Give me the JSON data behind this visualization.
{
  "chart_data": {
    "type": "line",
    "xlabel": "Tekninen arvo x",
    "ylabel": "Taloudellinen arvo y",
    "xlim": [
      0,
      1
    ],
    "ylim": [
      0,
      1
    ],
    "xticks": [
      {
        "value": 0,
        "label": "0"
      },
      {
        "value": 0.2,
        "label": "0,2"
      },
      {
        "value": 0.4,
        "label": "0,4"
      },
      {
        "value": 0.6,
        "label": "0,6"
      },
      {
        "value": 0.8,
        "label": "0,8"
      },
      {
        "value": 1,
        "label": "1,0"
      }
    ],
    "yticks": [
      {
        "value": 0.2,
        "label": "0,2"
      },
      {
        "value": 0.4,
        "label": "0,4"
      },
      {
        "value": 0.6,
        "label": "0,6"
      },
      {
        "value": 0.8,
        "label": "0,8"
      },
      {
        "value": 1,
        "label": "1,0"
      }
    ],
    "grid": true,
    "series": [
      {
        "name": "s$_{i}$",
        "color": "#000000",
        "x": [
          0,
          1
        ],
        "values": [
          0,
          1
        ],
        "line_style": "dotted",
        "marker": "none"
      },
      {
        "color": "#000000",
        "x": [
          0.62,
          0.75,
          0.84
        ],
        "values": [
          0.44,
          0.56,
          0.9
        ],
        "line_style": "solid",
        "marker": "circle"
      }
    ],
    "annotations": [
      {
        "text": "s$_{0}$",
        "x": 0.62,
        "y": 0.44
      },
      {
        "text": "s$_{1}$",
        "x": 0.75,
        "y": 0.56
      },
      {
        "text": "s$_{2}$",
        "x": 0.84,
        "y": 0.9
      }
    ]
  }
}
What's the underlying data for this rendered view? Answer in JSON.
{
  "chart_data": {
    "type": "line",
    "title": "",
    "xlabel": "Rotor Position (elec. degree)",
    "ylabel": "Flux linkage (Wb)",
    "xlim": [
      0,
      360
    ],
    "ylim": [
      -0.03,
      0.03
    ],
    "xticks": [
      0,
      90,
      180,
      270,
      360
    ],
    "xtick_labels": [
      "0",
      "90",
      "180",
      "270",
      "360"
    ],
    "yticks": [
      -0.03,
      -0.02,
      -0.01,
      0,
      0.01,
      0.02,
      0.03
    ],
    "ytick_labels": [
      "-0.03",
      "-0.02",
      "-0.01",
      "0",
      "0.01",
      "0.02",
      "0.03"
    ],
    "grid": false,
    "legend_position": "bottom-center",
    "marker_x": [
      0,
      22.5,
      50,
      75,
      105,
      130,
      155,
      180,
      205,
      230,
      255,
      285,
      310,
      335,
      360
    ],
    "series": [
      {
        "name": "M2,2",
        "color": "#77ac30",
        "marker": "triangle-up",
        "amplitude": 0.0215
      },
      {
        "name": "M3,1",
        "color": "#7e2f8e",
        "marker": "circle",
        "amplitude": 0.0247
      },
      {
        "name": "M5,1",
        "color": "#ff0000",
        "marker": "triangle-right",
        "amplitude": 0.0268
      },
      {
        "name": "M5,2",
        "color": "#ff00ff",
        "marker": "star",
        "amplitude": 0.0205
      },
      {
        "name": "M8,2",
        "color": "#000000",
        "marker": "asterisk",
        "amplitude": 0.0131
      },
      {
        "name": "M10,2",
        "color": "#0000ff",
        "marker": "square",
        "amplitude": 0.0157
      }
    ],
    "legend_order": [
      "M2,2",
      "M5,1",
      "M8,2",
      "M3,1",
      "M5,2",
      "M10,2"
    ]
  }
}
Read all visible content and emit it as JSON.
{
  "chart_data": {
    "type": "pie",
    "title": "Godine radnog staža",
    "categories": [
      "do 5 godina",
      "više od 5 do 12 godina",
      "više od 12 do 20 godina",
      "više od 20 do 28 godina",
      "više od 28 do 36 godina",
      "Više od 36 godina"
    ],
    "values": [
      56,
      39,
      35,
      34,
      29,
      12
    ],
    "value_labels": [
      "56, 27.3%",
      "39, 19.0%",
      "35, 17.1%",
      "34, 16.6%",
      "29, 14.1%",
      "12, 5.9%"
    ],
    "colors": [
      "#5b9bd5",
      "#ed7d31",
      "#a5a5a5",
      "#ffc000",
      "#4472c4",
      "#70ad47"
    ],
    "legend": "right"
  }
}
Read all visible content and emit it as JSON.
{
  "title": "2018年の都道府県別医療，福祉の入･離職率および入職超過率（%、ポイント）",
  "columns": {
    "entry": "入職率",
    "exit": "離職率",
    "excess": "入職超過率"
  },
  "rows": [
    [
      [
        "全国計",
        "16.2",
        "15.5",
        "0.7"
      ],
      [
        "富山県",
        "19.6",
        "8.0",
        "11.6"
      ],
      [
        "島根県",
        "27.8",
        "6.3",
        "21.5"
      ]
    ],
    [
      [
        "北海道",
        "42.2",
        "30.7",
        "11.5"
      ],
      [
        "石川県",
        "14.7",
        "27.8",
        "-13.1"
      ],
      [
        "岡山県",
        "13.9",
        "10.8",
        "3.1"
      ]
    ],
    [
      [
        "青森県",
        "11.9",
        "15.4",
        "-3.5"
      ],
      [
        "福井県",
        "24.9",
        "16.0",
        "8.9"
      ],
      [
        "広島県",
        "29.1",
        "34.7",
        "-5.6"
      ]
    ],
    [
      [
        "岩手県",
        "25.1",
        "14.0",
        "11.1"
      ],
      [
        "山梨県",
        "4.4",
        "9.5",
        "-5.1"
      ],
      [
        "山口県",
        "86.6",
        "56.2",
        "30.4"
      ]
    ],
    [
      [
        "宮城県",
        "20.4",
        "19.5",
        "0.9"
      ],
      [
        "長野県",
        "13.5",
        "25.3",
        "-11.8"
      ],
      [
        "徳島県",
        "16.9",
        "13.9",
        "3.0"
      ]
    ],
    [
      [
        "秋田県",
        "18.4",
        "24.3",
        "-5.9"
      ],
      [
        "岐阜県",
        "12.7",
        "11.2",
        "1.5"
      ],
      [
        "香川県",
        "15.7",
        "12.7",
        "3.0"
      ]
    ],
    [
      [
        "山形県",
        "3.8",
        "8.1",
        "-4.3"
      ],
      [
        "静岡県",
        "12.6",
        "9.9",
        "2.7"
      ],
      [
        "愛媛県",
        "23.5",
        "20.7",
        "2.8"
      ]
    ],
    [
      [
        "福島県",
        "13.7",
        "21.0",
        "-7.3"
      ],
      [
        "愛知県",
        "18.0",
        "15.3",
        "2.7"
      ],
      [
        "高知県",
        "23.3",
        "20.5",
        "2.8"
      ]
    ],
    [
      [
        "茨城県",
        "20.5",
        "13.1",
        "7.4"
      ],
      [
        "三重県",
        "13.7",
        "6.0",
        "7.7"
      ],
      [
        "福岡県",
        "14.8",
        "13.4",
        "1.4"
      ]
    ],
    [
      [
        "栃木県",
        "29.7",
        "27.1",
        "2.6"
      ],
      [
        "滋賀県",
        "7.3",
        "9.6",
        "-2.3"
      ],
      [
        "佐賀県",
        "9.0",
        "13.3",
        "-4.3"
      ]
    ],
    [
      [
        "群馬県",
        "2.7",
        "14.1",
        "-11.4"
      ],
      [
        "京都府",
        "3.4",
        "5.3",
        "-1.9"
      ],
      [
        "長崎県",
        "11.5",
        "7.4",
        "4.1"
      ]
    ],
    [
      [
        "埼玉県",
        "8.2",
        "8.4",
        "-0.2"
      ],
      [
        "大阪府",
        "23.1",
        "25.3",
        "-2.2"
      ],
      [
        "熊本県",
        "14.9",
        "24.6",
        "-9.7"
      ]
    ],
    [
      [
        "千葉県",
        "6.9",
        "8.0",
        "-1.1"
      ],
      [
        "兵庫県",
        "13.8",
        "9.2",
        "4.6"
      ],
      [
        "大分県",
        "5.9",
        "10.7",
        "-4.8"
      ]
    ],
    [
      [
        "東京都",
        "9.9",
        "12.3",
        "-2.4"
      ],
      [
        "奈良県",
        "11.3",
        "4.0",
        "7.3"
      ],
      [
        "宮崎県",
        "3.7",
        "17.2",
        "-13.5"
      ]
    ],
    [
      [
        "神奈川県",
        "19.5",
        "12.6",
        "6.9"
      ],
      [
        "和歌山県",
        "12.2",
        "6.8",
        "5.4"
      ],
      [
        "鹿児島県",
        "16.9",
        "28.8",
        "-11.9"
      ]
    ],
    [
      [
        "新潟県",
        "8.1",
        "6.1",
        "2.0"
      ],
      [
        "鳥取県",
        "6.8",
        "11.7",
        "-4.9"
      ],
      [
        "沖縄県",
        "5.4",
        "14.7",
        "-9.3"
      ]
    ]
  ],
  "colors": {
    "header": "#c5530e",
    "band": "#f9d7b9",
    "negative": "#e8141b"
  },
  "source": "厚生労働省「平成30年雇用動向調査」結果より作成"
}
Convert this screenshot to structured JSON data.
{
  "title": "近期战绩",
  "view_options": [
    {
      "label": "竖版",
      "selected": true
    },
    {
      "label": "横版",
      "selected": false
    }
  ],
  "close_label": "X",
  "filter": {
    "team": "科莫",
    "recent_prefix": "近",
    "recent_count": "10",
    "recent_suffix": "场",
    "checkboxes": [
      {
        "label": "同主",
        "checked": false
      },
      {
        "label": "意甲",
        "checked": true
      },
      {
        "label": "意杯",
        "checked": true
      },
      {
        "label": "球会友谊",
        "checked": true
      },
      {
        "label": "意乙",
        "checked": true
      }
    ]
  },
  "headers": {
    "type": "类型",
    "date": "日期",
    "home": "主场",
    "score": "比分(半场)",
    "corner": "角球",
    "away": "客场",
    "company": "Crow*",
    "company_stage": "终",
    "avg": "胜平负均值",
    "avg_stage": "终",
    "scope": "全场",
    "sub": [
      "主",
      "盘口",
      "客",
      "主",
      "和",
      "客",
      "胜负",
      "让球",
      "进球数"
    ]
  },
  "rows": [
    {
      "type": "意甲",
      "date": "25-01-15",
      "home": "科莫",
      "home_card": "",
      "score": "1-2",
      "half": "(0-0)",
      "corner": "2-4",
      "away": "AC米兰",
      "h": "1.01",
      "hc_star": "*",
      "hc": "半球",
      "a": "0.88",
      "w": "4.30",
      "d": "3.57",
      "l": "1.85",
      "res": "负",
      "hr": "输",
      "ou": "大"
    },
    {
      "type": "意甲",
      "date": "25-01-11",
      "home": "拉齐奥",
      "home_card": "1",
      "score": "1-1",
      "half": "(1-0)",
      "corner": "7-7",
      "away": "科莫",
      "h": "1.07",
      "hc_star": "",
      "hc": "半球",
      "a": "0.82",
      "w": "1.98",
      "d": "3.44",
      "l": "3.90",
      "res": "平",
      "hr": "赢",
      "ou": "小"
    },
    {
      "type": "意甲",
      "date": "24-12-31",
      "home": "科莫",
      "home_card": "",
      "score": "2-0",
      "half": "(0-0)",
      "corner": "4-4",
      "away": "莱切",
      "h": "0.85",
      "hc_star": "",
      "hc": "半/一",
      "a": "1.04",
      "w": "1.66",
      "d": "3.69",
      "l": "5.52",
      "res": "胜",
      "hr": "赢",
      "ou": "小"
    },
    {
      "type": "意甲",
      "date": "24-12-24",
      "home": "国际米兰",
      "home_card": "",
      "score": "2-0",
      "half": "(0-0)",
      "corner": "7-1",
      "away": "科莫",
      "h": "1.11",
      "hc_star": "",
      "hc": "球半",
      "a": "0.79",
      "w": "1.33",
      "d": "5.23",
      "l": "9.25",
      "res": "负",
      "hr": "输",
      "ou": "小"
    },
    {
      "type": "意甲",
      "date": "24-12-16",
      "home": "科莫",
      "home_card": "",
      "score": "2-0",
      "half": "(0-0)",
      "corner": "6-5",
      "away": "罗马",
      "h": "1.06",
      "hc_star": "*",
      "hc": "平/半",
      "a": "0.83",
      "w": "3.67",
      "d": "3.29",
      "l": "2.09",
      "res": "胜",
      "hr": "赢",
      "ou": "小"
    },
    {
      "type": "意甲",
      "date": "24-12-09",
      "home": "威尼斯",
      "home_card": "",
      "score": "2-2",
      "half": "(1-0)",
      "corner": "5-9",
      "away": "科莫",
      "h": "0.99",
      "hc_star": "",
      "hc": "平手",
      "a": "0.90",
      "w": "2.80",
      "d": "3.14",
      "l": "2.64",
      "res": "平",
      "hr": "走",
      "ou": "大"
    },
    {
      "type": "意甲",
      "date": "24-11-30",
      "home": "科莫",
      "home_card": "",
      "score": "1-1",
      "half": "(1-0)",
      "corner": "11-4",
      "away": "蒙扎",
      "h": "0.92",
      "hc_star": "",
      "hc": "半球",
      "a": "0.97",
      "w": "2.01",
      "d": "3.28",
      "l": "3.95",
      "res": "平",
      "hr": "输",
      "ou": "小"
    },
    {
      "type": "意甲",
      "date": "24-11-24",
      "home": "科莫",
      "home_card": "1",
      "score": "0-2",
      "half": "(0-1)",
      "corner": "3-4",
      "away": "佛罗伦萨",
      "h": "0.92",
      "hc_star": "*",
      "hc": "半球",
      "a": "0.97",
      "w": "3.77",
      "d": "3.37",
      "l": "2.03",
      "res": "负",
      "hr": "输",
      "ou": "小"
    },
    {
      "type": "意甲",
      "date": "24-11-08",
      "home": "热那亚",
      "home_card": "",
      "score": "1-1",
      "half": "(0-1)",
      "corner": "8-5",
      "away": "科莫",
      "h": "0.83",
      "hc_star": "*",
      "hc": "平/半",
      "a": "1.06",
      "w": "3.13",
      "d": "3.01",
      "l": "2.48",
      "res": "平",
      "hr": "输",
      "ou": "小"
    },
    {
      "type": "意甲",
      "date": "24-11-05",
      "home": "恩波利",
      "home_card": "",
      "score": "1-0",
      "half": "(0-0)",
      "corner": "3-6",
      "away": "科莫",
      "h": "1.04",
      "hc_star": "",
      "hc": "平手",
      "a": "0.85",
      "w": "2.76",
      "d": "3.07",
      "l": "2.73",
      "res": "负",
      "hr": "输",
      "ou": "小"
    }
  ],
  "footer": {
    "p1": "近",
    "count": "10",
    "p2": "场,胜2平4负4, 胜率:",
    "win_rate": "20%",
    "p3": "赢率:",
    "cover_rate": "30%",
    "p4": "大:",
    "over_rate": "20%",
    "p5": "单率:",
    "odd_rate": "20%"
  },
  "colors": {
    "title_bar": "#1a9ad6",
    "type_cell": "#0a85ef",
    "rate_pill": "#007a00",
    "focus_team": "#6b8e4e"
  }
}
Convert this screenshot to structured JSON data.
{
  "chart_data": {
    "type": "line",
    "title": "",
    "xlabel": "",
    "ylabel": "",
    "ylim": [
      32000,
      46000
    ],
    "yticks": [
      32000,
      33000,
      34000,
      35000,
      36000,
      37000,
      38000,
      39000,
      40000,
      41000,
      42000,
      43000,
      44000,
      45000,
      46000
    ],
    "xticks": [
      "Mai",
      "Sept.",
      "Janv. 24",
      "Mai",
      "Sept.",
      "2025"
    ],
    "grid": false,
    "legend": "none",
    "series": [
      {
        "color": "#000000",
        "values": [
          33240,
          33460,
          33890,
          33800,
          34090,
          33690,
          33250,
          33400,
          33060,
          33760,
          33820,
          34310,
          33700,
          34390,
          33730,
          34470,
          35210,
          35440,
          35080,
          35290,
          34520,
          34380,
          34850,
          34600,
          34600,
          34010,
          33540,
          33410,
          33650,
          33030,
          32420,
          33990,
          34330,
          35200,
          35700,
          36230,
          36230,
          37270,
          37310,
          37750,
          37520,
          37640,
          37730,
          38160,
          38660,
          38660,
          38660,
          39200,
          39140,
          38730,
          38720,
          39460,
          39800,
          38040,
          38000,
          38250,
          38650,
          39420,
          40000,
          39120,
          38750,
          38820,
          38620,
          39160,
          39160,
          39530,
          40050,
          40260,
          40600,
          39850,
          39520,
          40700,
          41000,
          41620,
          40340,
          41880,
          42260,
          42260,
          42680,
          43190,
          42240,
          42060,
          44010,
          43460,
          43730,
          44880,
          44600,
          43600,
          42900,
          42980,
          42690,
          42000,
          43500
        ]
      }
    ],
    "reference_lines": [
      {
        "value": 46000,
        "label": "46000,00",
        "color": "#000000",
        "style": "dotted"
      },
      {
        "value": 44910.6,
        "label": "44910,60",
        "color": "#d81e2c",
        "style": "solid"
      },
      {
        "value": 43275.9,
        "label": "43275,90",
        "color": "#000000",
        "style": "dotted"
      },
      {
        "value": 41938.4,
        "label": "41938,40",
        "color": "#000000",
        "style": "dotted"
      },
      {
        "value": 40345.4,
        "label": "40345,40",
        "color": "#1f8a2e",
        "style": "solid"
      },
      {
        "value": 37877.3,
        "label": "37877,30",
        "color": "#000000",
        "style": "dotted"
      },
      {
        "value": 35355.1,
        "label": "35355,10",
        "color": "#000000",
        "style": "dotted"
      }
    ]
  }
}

• • •

Find every line in the records above that contains the word "ylabel", and copy each one.

(Exercise result)
    "ylabel": "Taloudellinen arvo y",
    "ylabel": "Flux linkage (Wb)",
    "ylabel": "",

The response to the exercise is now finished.